**Dataset listings of figures:**

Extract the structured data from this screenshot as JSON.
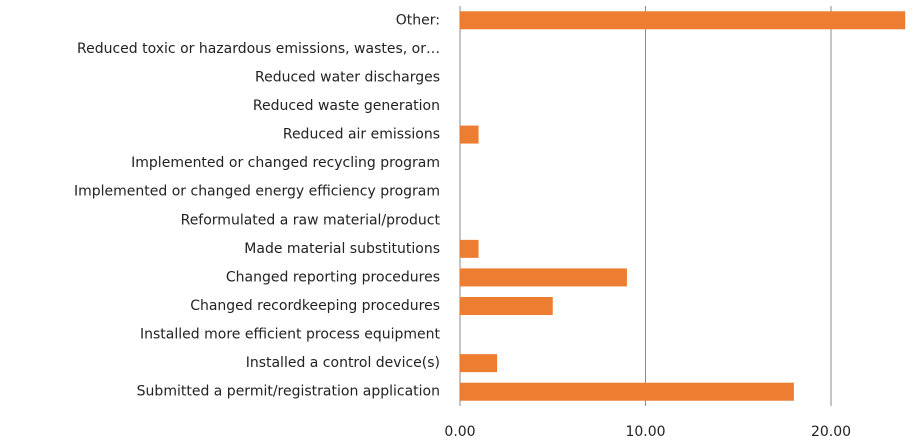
{
  "chart_data": {
    "type": "barh",
    "categories": [
      "Other:",
      "Reduced toxic or hazardous emissions, wastes, or…",
      "Reduced water discharges",
      "Reduced waste generation",
      "Reduced air emissions",
      "Implemented or changed recycling program",
      "Implemented or changed energy efficiency program",
      "Reformulated a raw material/product",
      "Made material substitutions",
      "Changed reporting procedures",
      "Changed recordkeeping procedures",
      "Installed more efficient process equipment",
      "Installed a control device(s)",
      "Submitted a permit/registration application"
    ],
    "values": [
      24,
      0,
      0,
      0,
      1,
      0,
      0,
      0,
      1,
      9,
      5,
      0,
      2,
      18
    ],
    "color": "#ed7d31",
    "xlim": [
      0,
      25
    ],
    "xticks": [
      {
        "value": 0,
        "label": "0.00"
      },
      {
        "value": 10,
        "label": "10.00"
      },
      {
        "value": 20,
        "label": "20.00"
      }
    ],
    "grid": true
  }
}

**WRITTEN REQUEST:**
Exactly how many lines of the listing above contain the string "Implemented"? Give no more than the number.

**REPLY:**
2